RECORDS SHOWN:

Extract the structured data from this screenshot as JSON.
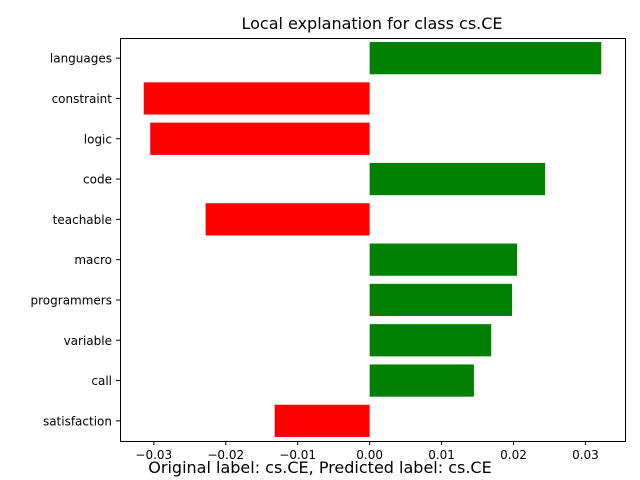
{
  "caption": "Original label: cs.CE, Predicted label: cs.CE",
  "chart_data": {
    "type": "bar",
    "orientation": "horizontal",
    "title": "Local explanation for class cs.CE",
    "xlabel": "",
    "ylabel": "",
    "xlim": [
      -0.0347,
      0.0355
    ],
    "xticks": [
      "-0.03",
      "-0.02",
      "-0.01",
      "0.00",
      "0.01",
      "0.02",
      "0.03"
    ],
    "xtick_values": [
      -0.03,
      -0.02,
      -0.01,
      0.0,
      0.01,
      0.02,
      0.03
    ],
    "grid": false,
    "colors": {
      "positive": "#008000",
      "negative": "#ff0000"
    },
    "categories": [
      "languages",
      "constraint",
      "logic",
      "code",
      "teachable",
      "macro",
      "programmers",
      "variable",
      "call",
      "satisfaction"
    ],
    "values": [
      0.0322,
      -0.0314,
      -0.0305,
      0.0244,
      -0.0228,
      0.0205,
      0.0198,
      0.0169,
      0.0145,
      -0.0132
    ]
  }
}
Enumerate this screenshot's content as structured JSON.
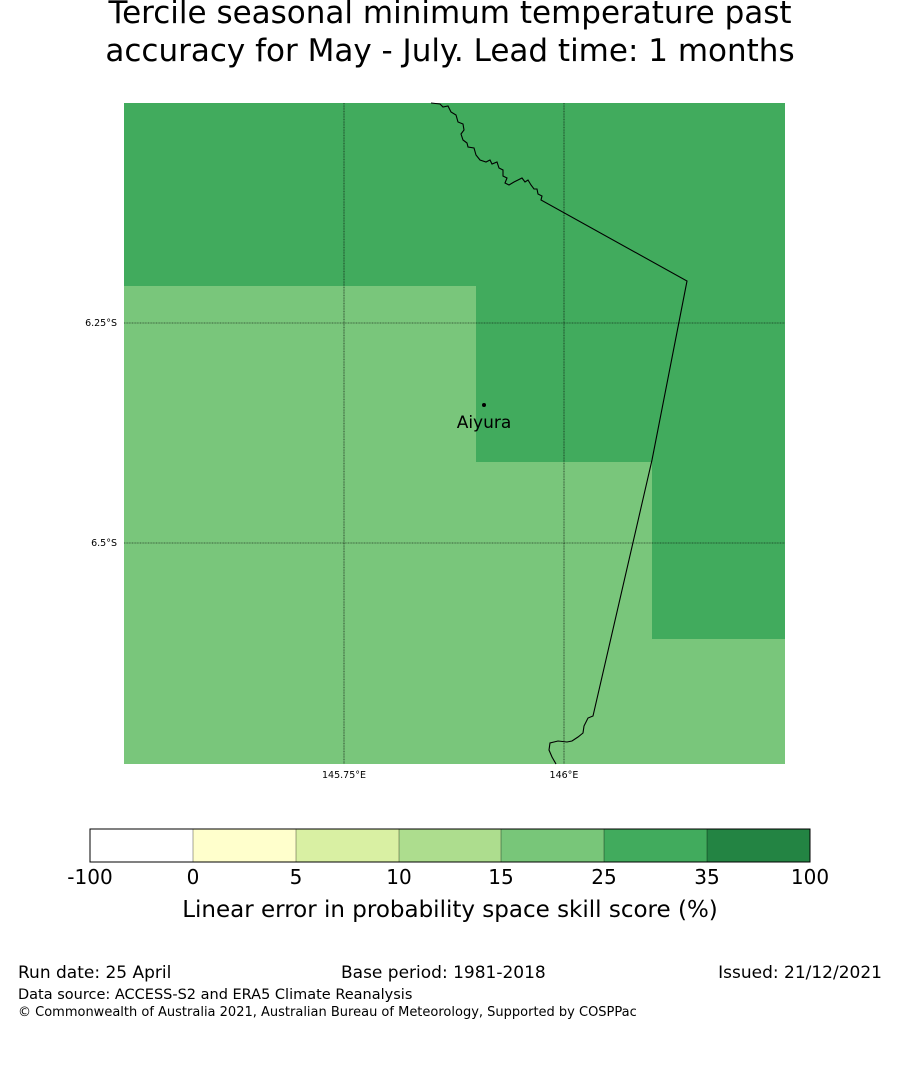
{
  "title": {
    "line1": "Tercile seasonal minimum temperature past",
    "line2": "accuracy for May - July. Lead time: 1 months"
  },
  "map": {
    "lat_labels": [
      "6.25°S",
      "6.5°S"
    ],
    "lon_labels": [
      "145.75°E",
      "146°E"
    ],
    "place": {
      "name": "Aiyura"
    },
    "colors": {
      "medium": "#79c67b",
      "dark": "#41ab5d"
    }
  },
  "colorbar": {
    "label": "Linear error in probability space skill score (%)",
    "ticks": [
      "-100",
      "0",
      "5",
      "10",
      "15",
      "25",
      "35",
      "100"
    ],
    "colors": [
      "#ffffff",
      "#ffffcc",
      "#d9f0a3",
      "#addd8e",
      "#78c679",
      "#41ab5d",
      "#238443"
    ]
  },
  "footer": {
    "run_date": "Run date: 25 April",
    "base_period": "Base period: 1981-2018",
    "issued": "Issued: 21/12/2021",
    "data_source": "Data source: ACCESS-S2 and ERA5 Climate Reanalysis",
    "copyright": "© Commonwealth of Australia 2021, Australian Bureau of Meteorology, Supported by COSPPac"
  }
}
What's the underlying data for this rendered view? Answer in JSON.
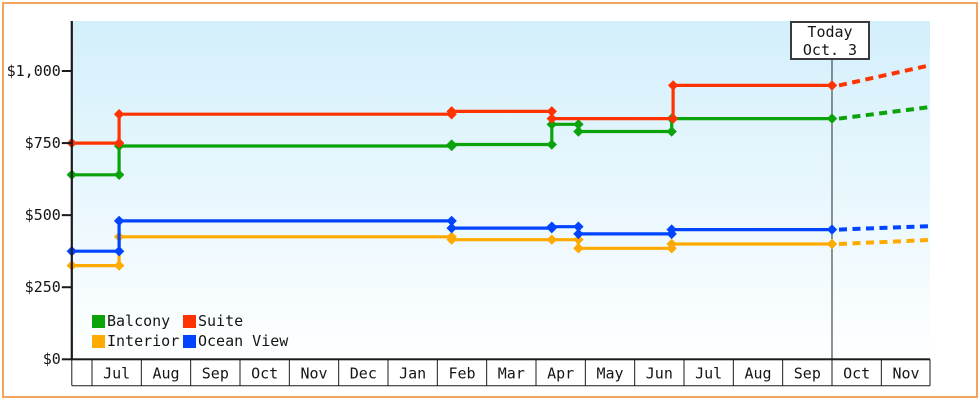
{
  "chart_data": {
    "type": "line",
    "subtype": "step-with-diamond-markers-and-dashed-forecast",
    "title": "",
    "xlabel": "",
    "ylabel": "",
    "ylim": [
      0,
      1175
    ],
    "grid": false,
    "background_gradient": {
      "top": "#d3effb",
      "bottom": "#feffff"
    },
    "frame_color": "#f0a45f",
    "axis_color": "#1b1b1b",
    "y_ticks": [
      {
        "label": "$0",
        "value": 0
      },
      {
        "label": "$250",
        "value": 250
      },
      {
        "label": "$500",
        "value": 500
      },
      {
        "label": "$750",
        "value": 750
      },
      {
        "label": "$1,000",
        "value": 1000
      }
    ],
    "months": [
      "Jul",
      "Aug",
      "Sep",
      "Oct",
      "Nov",
      "Dec",
      "Jan",
      "Feb",
      "Mar",
      "Apr",
      "May",
      "Jun",
      "Jul",
      "Aug",
      "Sep",
      "Oct",
      "Nov"
    ],
    "timeline_start_month": -0.41,
    "projection_end_month": 16.99,
    "today": {
      "label": "Today",
      "date": "Oct. 3",
      "month_pos": 15.0
    },
    "series": [
      {
        "name": "Interior",
        "color": "#ffaa00",
        "events": [
          [
            -0.41,
            325
          ],
          [
            0.55,
            425
          ],
          [
            7.29,
            415
          ],
          [
            9.32,
            415
          ],
          [
            9.86,
            385
          ],
          [
            11.75,
            400
          ]
        ],
        "value_today": 400,
        "projected_value": 414
      },
      {
        "name": "Ocean View",
        "color": "#0044ff",
        "events": [
          [
            -0.41,
            375
          ],
          [
            0.55,
            480
          ],
          [
            7.29,
            455
          ],
          [
            9.32,
            460
          ],
          [
            9.86,
            435
          ],
          [
            11.75,
            450
          ]
        ],
        "value_today": 450,
        "projected_value": 462
      },
      {
        "name": "Balcony",
        "color": "#0aa30a",
        "events": [
          [
            -0.41,
            640
          ],
          [
            0.55,
            740
          ],
          [
            7.29,
            745
          ],
          [
            9.32,
            815
          ],
          [
            9.86,
            790
          ],
          [
            11.75,
            835
          ]
        ],
        "value_today": 835,
        "projected_value": 875
      },
      {
        "name": "Suite",
        "color": "#ff3300",
        "events": [
          [
            -0.41,
            750
          ],
          [
            0.55,
            850
          ],
          [
            7.29,
            860
          ],
          [
            9.32,
            835
          ],
          [
            11.78,
            950
          ]
        ],
        "value_today": 950,
        "projected_value": 1020
      }
    ],
    "legend": [
      {
        "label": "Balcony",
        "color": "#0aa30a"
      },
      {
        "label": "Suite",
        "color": "#ff3300"
      },
      {
        "label": "Interior",
        "color": "#ffaa00"
      },
      {
        "label": "Ocean View",
        "color": "#0044ff"
      }
    ]
  }
}
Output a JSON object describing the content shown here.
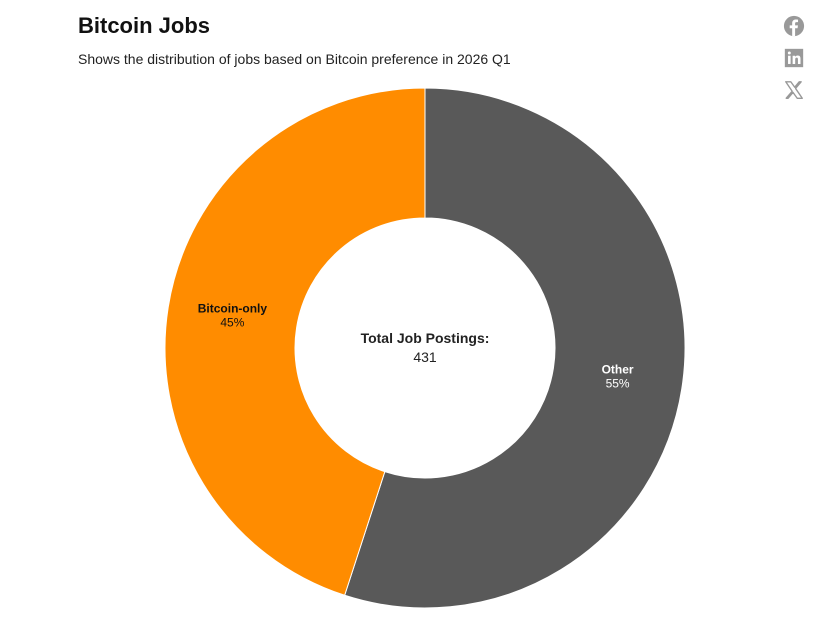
{
  "header": {
    "title": "Bitcoin Jobs",
    "subtitle": "Shows the distribution of jobs based on Bitcoin preference in 2026 Q1"
  },
  "share": [
    {
      "name": "facebook-icon"
    },
    {
      "name": "linkedin-icon"
    },
    {
      "name": "x-icon"
    }
  ],
  "chart_data": {
    "type": "pie",
    "variant": "donut",
    "title": "Bitcoin Jobs",
    "subtitle": "Shows the distribution of jobs based on Bitcoin preference in 2026 Q1",
    "center_label": "Total Job Postings:",
    "center_value": "431",
    "slices": [
      {
        "label": "Other",
        "value": 55,
        "display": "55%",
        "color": "#595959",
        "text_color": "#ffffff"
      },
      {
        "label": "Bitcoin-only",
        "value": 45,
        "display": "45%",
        "color": "#ff8c00",
        "text_color": "#111111"
      }
    ]
  }
}
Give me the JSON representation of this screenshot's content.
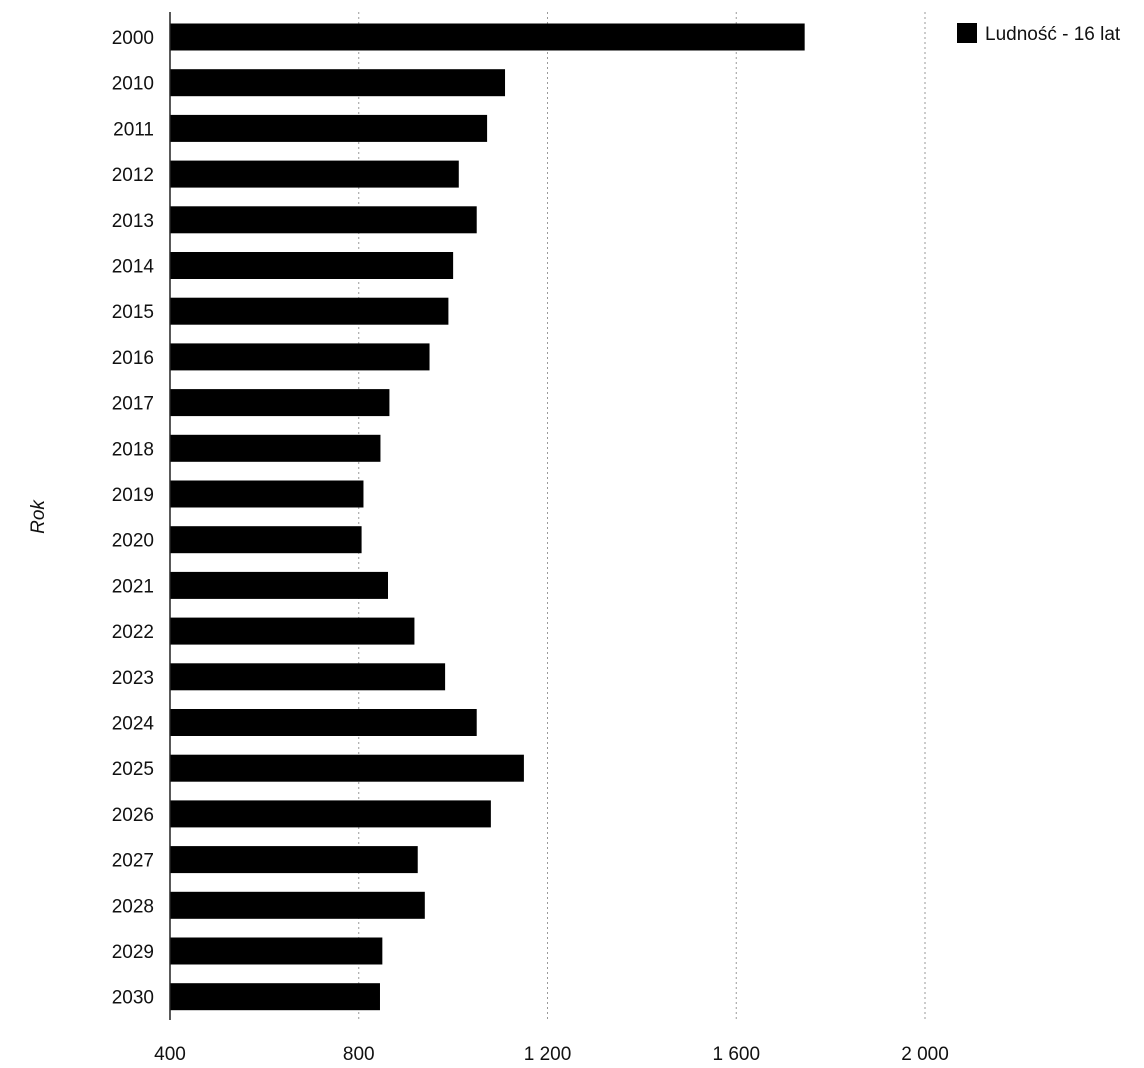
{
  "chart_data": {
    "type": "bar",
    "orientation": "horizontal",
    "title": "",
    "xlabel": "",
    "ylabel": "Rok",
    "categories": [
      "2000",
      "2010",
      "2011",
      "2012",
      "2013",
      "2014",
      "2015",
      "2016",
      "2017",
      "2018",
      "2019",
      "2020",
      "2021",
      "2022",
      "2023",
      "2024",
      "2025",
      "2026",
      "2027",
      "2028",
      "2029",
      "2030"
    ],
    "series": [
      {
        "name": "Ludność - 16 lat",
        "color": "#000000",
        "values": [
          1745,
          1110,
          1072,
          1012,
          1050,
          1000,
          990,
          950,
          865,
          846,
          810,
          806,
          862,
          918,
          983,
          1050,
          1150,
          1080,
          925,
          940,
          850,
          845
        ]
      }
    ],
    "xlim": [
      400,
      2000
    ],
    "xticks": [
      400,
      800,
      1200,
      1600,
      2000
    ],
    "xtick_labels": [
      "400",
      "800",
      "1 200",
      "1 600",
      "2 000"
    ],
    "grid": true,
    "legend_position": "top-right"
  }
}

AIM OF THE TASK:
In the copy, include no pictures; restate the listing above exactly.

REPLY TO THE EXERCISE:
Extract the structured data from this screenshot as JSON.
{
  "caption": "Original label: cs.CE, Predicted label: cs.CE",
  "chart_data": {
    "type": "bar",
    "orientation": "horizontal",
    "title": "Local explanation for class cs.CE",
    "xlabel": "",
    "ylabel": "",
    "xlim": [
      -0.0347,
      0.0355
    ],
    "xticks": [
      "-0.03",
      "-0.02",
      "-0.01",
      "0.00",
      "0.01",
      "0.02",
      "0.03"
    ],
    "xtick_values": [
      -0.03,
      -0.02,
      -0.01,
      0.0,
      0.01,
      0.02,
      0.03
    ],
    "grid": false,
    "colors": {
      "positive": "#008000",
      "negative": "#ff0000"
    },
    "categories": [
      "languages",
      "constraint",
      "logic",
      "code",
      "teachable",
      "macro",
      "programmers",
      "variable",
      "call",
      "satisfaction"
    ],
    "values": [
      0.0322,
      -0.0314,
      -0.0305,
      0.0244,
      -0.0228,
      0.0205,
      0.0198,
      0.0169,
      0.0145,
      -0.0132
    ]
  }
}
Enumerate this screenshot's content as structured JSON.
{
  "title": {
    "line1": "Tercile seasonal minimum temperature past",
    "line2": "accuracy for May - July. Lead time: 1 months"
  },
  "map": {
    "lat_labels": [
      "6.25°S",
      "6.5°S"
    ],
    "lon_labels": [
      "145.75°E",
      "146°E"
    ],
    "place": {
      "name": "Aiyura"
    },
    "colors": {
      "medium": "#79c67b",
      "dark": "#41ab5d"
    }
  },
  "colorbar": {
    "label": "Linear error in probability space skill score (%)",
    "ticks": [
      "-100",
      "0",
      "5",
      "10",
      "15",
      "25",
      "35",
      "100"
    ],
    "colors": [
      "#ffffff",
      "#ffffcc",
      "#d9f0a3",
      "#addd8e",
      "#78c679",
      "#41ab5d",
      "#238443"
    ]
  },
  "footer": {
    "run_date": "Run date: 25 April",
    "base_period": "Base period: 1981-2018",
    "issued": "Issued: 21/12/2021",
    "data_source": "Data source: ACCESS-S2 and ERA5 Climate Reanalysis",
    "copyright": "© Commonwealth of Australia 2021, Australian Bureau of Meteorology, Supported by COSPPac"
  }
}
What's the underlying data for this rendered view? Answer in JSON.
{
  "chart_data": {
    "type": "line",
    "subtype": "step-with-diamond-markers-and-dashed-forecast",
    "title": "",
    "xlabel": "",
    "ylabel": "",
    "ylim": [
      0,
      1175
    ],
    "grid": false,
    "background_gradient": {
      "top": "#d3effb",
      "bottom": "#feffff"
    },
    "frame_color": "#f0a45f",
    "axis_color": "#1b1b1b",
    "y_ticks": [
      {
        "label": "$0",
        "value": 0
      },
      {
        "label": "$250",
        "value": 250
      },
      {
        "label": "$500",
        "value": 500
      },
      {
        "label": "$750",
        "value": 750
      },
      {
        "label": "$1,000",
        "value": 1000
      }
    ],
    "months": [
      "Jul",
      "Aug",
      "Sep",
      "Oct",
      "Nov",
      "Dec",
      "Jan",
      "Feb",
      "Mar",
      "Apr",
      "May",
      "Jun",
      "Jul",
      "Aug",
      "Sep",
      "Oct",
      "Nov"
    ],
    "timeline_start_month": -0.41,
    "projection_end_month": 16.99,
    "today": {
      "label": "Today",
      "date": "Oct. 3",
      "month_pos": 15.0
    },
    "series": [
      {
        "name": "Interior",
        "color": "#ffaa00",
        "events": [
          [
            -0.41,
            325
          ],
          [
            0.55,
            425
          ],
          [
            7.29,
            415
          ],
          [
            9.32,
            415
          ],
          [
            9.86,
            385
          ],
          [
            11.75,
            400
          ]
        ],
        "value_today": 400,
        "projected_value": 414
      },
      {
        "name": "Ocean View",
        "color": "#0044ff",
        "events": [
          [
            -0.41,
            375
          ],
          [
            0.55,
            480
          ],
          [
            7.29,
            455
          ],
          [
            9.32,
            460
          ],
          [
            9.86,
            435
          ],
          [
            11.75,
            450
          ]
        ],
        "value_today": 450,
        "projected_value": 462
      },
      {
        "name": "Balcony",
        "color": "#0aa30a",
        "events": [
          [
            -0.41,
            640
          ],
          [
            0.55,
            740
          ],
          [
            7.29,
            745
          ],
          [
            9.32,
            815
          ],
          [
            9.86,
            790
          ],
          [
            11.75,
            835
          ]
        ],
        "value_today": 835,
        "projected_value": 875
      },
      {
        "name": "Suite",
        "color": "#ff3300",
        "events": [
          [
            -0.41,
            750
          ],
          [
            0.55,
            850
          ],
          [
            7.29,
            860
          ],
          [
            9.32,
            835
          ],
          [
            11.78,
            950
          ]
        ],
        "value_today": 950,
        "projected_value": 1020
      }
    ],
    "legend": [
      {
        "label": "Balcony",
        "color": "#0aa30a"
      },
      {
        "label": "Suite",
        "color": "#ff3300"
      },
      {
        "label": "Interior",
        "color": "#ffaa00"
      },
      {
        "label": "Ocean View",
        "color": "#0044ff"
      }
    ]
  }
}
Output a JSON object describing the content shown here.
{
  "header": {
    "title": "Bitcoin Jobs",
    "subtitle": "Shows the distribution of jobs based on Bitcoin preference in 2026 Q1"
  },
  "share": [
    {
      "name": "facebook-icon"
    },
    {
      "name": "linkedin-icon"
    },
    {
      "name": "x-icon"
    }
  ],
  "chart_data": {
    "type": "pie",
    "variant": "donut",
    "title": "Bitcoin Jobs",
    "subtitle": "Shows the distribution of jobs based on Bitcoin preference in 2026 Q1",
    "center_label": "Total Job Postings:",
    "center_value": "431",
    "slices": [
      {
        "label": "Other",
        "value": 55,
        "display": "55%",
        "color": "#595959",
        "text_color": "#ffffff"
      },
      {
        "label": "Bitcoin-only",
        "value": 45,
        "display": "45%",
        "color": "#ff8c00",
        "text_color": "#111111"
      }
    ]
  }
}
Give me the JSON representation of this screenshot's content.
{
  "chart_data": {
    "type": "bar",
    "orientation": "horizontal",
    "title": "",
    "xlabel": "",
    "ylabel": "Rok",
    "categories": [
      "2000",
      "2010",
      "2011",
      "2012",
      "2013",
      "2014",
      "2015",
      "2016",
      "2017",
      "2018",
      "2019",
      "2020",
      "2021",
      "2022",
      "2023",
      "2024",
      "2025",
      "2026",
      "2027",
      "2028",
      "2029",
      "2030"
    ],
    "series": [
      {
        "name": "Ludność - 16 lat",
        "color": "#000000",
        "values": [
          1745,
          1110,
          1072,
          1012,
          1050,
          1000,
          990,
          950,
          865,
          846,
          810,
          806,
          862,
          918,
          983,
          1050,
          1150,
          1080,
          925,
          940,
          850,
          845
        ]
      }
    ],
    "xlim": [
      400,
      2000
    ],
    "xticks": [
      400,
      800,
      1200,
      1600,
      2000
    ],
    "xtick_labels": [
      "400",
      "800",
      "1 200",
      "1 600",
      "2 000"
    ],
    "grid": true,
    "legend_position": "top-right"
  }
}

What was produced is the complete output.